Plumbers, carpenters, builders: In the United States, skilled tradespeople are in high demand, earn good salaries, and are vital to economic progress and prosperity. So why are they in such precariously short supply? In this episode of McKinsey Talks Talent, talent leaders Brooke Weddle and Bryan Hancock join global editorial director Lucia Rahilly to discuss what’s causing the shortage in the skilled trades, as well as what’s necessary to attract new workers to these roles and to help them thrive. The following is an edited transcript of their conversation.
What’s at stake
Lucia Rahilly: So today we’re talking about new research on the shortage of skilled tradespeople in the US—a topic that’s increasingly in the headlines. Brooke, why does this research matter?
Brooke Weddle: This problem has been around for a long time. We have had a shortage of skilled-trade workers for multiple years. What’s new is that we have more urgency to address this shortage.
Lucia Rahilly: What is at stake when these jobs go unfilled?
Bryan Hancock: Our economic progress is at stake. If we don’t have skilled tradespeople to build highways, real estate, and new housing, or we don’t have the workers needed for areas critical for our national defense, our economic prosperity and liberty are at stake.
We’re at a point where we’ve got job opportunities. We have manufacturing. We have construction. We can create good careers for people in these skilled trades, but we just haven’t been able to attract them or keep them in jobs where they grow over time.
Lucia Rahilly: Let’s just get a little bit deeper into the supply-and-demand ratio. Is demand static? Is it rising?
Brooke Weddle: There is skyrocketing demand for these roles. When you look at the Bipartisan Infrastructure Law construction expenditure, it could expand job market supply by 345,000 jobs. And when we think about churn, it costs a lot of money to continuously hire workers into these roles and have them leave because they don’t have career advancement, they are not treated well, or they don’t have the flexibility they need.

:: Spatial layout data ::

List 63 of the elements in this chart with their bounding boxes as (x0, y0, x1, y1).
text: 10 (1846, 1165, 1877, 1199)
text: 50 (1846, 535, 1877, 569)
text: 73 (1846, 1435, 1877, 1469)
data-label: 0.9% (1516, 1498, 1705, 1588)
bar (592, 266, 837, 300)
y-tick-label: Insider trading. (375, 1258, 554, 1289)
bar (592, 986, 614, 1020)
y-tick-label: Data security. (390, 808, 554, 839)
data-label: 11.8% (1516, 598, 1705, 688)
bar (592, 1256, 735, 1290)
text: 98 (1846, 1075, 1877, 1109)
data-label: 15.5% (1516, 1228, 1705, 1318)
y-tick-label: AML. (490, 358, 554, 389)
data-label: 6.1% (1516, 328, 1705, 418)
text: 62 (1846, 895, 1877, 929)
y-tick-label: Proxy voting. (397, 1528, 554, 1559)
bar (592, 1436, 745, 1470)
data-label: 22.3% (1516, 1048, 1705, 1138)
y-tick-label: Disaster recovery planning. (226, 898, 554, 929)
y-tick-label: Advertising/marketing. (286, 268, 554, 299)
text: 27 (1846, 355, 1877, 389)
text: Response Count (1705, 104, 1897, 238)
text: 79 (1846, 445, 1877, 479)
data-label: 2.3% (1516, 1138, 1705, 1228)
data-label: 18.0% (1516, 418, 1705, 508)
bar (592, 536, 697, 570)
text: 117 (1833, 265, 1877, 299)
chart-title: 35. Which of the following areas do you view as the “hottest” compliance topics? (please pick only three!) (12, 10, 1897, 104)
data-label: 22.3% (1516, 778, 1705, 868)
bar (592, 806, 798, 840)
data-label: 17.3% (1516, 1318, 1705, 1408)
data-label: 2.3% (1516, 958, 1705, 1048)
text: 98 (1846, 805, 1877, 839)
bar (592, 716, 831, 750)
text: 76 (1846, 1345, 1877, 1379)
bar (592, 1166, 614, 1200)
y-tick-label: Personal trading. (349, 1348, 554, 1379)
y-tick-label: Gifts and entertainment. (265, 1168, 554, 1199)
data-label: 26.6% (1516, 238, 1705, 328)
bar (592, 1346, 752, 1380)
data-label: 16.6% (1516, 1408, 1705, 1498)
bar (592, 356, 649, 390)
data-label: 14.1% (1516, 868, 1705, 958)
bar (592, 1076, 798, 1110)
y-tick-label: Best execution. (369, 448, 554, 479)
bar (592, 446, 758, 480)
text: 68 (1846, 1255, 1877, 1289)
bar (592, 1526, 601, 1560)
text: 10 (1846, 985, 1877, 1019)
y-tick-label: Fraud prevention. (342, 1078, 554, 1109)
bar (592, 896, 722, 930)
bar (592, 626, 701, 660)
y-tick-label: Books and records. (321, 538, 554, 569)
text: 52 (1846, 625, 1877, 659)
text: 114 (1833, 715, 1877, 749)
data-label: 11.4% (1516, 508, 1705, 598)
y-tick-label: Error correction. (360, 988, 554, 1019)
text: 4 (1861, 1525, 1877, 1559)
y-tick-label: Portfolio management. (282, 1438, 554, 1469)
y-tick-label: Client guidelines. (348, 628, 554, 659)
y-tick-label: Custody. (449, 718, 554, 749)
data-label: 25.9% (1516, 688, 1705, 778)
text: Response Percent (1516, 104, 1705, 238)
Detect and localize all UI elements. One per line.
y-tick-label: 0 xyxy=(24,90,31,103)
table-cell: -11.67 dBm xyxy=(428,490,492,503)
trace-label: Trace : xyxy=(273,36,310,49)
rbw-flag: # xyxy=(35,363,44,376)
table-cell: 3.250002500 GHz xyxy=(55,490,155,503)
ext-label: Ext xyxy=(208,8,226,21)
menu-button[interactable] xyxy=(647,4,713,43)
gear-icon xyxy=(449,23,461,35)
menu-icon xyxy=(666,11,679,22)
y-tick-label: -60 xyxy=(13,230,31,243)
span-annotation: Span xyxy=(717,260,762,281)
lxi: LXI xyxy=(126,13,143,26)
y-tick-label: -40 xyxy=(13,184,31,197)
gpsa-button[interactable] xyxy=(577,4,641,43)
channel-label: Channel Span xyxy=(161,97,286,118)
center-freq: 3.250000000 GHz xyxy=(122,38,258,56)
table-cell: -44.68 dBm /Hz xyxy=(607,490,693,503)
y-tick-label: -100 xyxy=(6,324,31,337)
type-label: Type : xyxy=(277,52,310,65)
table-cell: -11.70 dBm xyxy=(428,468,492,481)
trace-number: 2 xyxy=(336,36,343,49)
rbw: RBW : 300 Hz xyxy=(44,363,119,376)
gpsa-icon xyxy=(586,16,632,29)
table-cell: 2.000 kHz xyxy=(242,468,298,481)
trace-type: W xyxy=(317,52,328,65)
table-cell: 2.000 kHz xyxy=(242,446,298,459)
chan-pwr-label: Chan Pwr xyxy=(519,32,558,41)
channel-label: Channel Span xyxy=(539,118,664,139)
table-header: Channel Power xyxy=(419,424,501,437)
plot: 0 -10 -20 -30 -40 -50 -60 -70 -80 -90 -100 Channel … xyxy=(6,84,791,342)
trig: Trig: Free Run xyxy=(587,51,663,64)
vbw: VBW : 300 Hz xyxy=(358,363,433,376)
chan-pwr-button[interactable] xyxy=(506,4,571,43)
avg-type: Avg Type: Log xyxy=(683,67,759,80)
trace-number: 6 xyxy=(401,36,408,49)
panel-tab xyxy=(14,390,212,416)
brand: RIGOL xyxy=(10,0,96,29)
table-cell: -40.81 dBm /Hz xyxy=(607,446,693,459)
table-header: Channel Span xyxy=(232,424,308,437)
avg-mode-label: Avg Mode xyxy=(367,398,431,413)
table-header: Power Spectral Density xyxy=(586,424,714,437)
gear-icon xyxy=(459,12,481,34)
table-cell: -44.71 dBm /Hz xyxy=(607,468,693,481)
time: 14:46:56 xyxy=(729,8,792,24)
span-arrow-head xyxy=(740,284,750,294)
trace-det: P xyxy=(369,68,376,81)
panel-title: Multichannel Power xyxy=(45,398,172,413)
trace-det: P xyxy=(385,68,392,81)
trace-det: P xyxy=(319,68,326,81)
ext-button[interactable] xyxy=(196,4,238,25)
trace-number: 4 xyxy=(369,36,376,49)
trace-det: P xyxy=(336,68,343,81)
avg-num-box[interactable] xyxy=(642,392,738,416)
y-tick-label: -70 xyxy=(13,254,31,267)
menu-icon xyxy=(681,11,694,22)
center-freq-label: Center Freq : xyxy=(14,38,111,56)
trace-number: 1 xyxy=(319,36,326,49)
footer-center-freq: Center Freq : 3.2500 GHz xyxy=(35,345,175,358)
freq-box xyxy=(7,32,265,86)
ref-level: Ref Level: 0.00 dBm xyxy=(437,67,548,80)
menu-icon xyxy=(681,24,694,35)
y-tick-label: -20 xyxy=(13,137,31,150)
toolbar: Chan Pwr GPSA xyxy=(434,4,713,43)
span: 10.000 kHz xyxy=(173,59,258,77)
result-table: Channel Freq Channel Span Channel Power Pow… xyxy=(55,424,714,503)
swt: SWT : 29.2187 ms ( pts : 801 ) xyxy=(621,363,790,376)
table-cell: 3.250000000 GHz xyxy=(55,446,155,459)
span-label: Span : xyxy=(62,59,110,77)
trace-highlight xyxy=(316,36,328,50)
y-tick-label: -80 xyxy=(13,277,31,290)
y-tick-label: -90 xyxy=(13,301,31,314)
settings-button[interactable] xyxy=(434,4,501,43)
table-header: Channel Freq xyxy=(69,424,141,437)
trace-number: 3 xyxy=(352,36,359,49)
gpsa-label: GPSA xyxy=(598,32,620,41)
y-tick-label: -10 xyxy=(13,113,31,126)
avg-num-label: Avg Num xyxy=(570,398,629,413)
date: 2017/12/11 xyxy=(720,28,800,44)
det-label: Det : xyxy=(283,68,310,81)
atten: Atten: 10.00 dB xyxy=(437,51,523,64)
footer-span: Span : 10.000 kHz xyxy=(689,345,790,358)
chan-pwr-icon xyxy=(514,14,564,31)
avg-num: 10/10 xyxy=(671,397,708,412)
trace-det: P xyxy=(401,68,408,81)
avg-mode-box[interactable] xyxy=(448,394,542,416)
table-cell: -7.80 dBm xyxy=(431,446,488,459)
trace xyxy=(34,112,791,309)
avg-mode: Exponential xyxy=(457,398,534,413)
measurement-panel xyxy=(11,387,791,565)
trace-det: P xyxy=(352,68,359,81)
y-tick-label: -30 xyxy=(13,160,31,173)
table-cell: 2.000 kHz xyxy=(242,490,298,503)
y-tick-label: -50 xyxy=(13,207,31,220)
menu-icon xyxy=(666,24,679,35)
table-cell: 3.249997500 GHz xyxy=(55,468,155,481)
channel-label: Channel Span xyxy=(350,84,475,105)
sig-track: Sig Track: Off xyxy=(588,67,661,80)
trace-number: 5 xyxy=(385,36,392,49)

:: Problem requirements ::
For each statement, say yes or no as to whether it agrees with the transcript on the skilled-trades shortage, and quote the deciding words of the transcript. 1. Brooke Weddle says the shortage of skilled-trade workers is a new problem. 2. The Bipartisan Infrastructure Law construction expenditure could expand job market supply by 345,000 jobs. 3. Lucia Rahilly is introduced as a talent leader. The records are material that stands apart from the text.

:: Answer below ::
1. No: "This problem has been around for a long time."
2. Yes: "it could expand job market supply by 345,000 jobs."
3. No: "global editorial director Lucia Rahilly"